## RECORDS SHOWN

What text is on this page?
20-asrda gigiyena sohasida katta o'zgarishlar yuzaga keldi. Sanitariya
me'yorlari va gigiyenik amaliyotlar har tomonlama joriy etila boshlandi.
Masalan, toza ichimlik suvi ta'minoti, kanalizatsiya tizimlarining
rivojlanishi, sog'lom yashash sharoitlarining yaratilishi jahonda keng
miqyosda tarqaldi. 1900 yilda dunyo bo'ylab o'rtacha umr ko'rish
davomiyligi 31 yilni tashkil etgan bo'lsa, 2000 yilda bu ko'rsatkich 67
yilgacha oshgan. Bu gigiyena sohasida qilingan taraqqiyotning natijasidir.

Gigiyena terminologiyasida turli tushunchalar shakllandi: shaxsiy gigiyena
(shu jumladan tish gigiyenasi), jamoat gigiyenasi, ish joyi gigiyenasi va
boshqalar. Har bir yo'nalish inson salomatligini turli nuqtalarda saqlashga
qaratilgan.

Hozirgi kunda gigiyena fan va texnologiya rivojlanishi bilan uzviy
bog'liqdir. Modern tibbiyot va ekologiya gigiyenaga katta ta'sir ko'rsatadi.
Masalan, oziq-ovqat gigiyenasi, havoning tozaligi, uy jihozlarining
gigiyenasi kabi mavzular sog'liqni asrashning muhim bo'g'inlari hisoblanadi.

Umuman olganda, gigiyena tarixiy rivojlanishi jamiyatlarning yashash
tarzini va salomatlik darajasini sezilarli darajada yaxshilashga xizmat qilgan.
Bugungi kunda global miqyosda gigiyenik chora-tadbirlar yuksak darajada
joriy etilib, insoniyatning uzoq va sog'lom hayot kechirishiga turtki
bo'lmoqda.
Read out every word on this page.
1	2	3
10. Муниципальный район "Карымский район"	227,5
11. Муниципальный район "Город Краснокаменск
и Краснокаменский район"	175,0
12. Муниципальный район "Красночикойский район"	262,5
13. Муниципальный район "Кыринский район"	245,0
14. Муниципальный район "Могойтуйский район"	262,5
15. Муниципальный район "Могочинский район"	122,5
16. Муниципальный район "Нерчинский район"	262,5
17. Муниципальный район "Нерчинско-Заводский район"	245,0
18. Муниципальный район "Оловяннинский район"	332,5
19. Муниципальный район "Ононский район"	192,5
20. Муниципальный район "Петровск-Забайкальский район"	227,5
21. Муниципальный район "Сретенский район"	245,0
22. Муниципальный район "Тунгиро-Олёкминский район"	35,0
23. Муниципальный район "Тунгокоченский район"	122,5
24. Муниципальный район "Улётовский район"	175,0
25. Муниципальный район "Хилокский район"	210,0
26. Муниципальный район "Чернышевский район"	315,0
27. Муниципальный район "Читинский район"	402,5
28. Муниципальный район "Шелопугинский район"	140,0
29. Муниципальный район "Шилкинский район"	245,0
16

## AIM
Restate all of the entries above precisely.

## RESULT
What text is on this page?
20-asrda gigiyena sohasida katta o'zgarishlar yuzaga keldi. Sanitariya
me'yorlari va gigiyenik amaliyotlar har tomonlama joriy etila boshlandi.
Masalan, toza ichimlik suvi ta'minoti, kanalizatsiya tizimlarining
rivojlanishi, sog'lom yashash sharoitlarining yaratilishi jahonda keng
miqyosda tarqaldi. 1900 yilda dunyo bo'ylab o'rtacha umr ko'rish
davomiyligi 31 yilni tashkil etgan bo'lsa, 2000 yilda bu ko'rsatkich 67
yilgacha oshgan. Bu gigiyena sohasida qilingan taraqqiyotning natijasidir.

Gigiyena terminologiyasida turli tushunchalar shakllandi: shaxsiy gigiyena
(shu jumladan tish gigiyenasi), jamoat gigiyenasi, ish joyi gigiyenasi va
boshqalar. Har bir yo'nalish inson salomatligini turli nuqtalarda saqlashga
qaratilgan.

Hozirgi kunda gigiyena fan va texnologiya rivojlanishi bilan uzviy
bog'liqdir. Modern tibbiyot va ekologiya gigiyenaga katta ta'sir ko'rsatadi.
Masalan, oziq-ovqat gigiyenasi, havoning tozaligi, uy jihozlarining
gigiyenasi kabi mavzular sog'liqni asrashning muhim bo'g'inlari hisoblanadi.

Umuman olganda, gigiyena tarixiy rivojlanishi jamiyatlarning yashash
tarzini va salomatlik darajasini sezilarli darajada yaxshilashga xizmat qilgan.
Bugungi kunda global miqyosda gigiyenik chora-tadbirlar yuksak darajada
joriy etilib, insoniyatning uzoq va sog'lom hayot kechirishiga turtki
bo'lmoqda.
Read out every word on this page.
1	2	3
10. Муниципальный район "Карымский район"	227,5
11. Муниципальный район "Город Краснокаменск
и Краснокаменский район"	175,0
12. Муниципальный район "Красночикойский район"	262,5
13. Муниципальный район "Кыринский район"	245,0
14. Муниципальный район "Могойтуйский район"	262,5
15. Муниципальный район "Могочинский район"	122,5
16. Муниципальный район "Нерчинский район"	262,5
17. Муниципальный район "Нерчинско-Заводский район"	245,0
18. Муниципальный район "Оловяннинский район"	332,5
19. Муниципальный район "Ононский район"	192,5
20. Муниципальный район "Петровск-Забайкальский район"	227,5
21. Муниципальный район "Сретенский район"	245,0
22. Муниципальный район "Тунгиро-Олёкминский район"	35,0
23. Муниципальный район "Тунгокоченский район"	122,5
24. Муниципальный район "Улётовский район"	175,0
25. Муниципальный район "Хилокский район"	210,0
26. Муниципальный район "Чернышевский район"	315,0
27. Муниципальный район "Читинский район"	402,5
28. Муниципальный район "Шелопугинский район"	140,0
29. Муниципальный район "Шилкинский район"	245,0
16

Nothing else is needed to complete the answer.